Figure collection entries.

════════════════════

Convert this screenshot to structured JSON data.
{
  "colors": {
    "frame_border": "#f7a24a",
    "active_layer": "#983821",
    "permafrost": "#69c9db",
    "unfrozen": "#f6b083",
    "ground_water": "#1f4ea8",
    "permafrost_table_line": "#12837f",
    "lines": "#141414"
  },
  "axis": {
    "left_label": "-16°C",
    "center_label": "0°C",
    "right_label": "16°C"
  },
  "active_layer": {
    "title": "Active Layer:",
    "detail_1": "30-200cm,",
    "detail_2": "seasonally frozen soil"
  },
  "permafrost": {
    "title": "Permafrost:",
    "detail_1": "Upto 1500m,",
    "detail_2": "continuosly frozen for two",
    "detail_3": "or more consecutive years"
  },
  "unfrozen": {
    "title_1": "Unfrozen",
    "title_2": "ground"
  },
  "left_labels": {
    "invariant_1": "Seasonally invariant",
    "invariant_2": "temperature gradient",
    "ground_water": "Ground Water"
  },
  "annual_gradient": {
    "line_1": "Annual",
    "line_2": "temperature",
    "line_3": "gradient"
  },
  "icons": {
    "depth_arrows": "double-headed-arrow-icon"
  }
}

════════════════════

Instruction. Your task is to return the full listing exactly as it was given.

The answer.
Convert this screenshot to structured JSON data.
{
  "colors": {
    "frame_border": "#f7a24a",
    "active_layer": "#983821",
    "permafrost": "#69c9db",
    "unfrozen": "#f6b083",
    "ground_water": "#1f4ea8",
    "permafrost_table_line": "#12837f",
    "lines": "#141414"
  },
  "axis": {
    "left_label": "-16°C",
    "center_label": "0°C",
    "right_label": "16°C"
  },
  "active_layer": {
    "title": "Active Layer:",
    "detail_1": "30-200cm,",
    "detail_2": "seasonally frozen soil"
  },
  "permafrost": {
    "title": "Permafrost:",
    "detail_1": "Upto 1500m,",
    "detail_2": "continuosly frozen for two",
    "detail_3": "or more consecutive years"
  },
  "unfrozen": {
    "title_1": "Unfrozen",
    "title_2": "ground"
  },
  "left_labels": {
    "invariant_1": "Seasonally invariant",
    "invariant_2": "temperature gradient",
    "ground_water": "Ground Water"
  },
  "annual_gradient": {
    "line_1": "Annual",
    "line_2": "temperature",
    "line_3": "gradient"
  },
  "icons": {
    "depth_arrows": "double-headed-arrow-icon"
  }
}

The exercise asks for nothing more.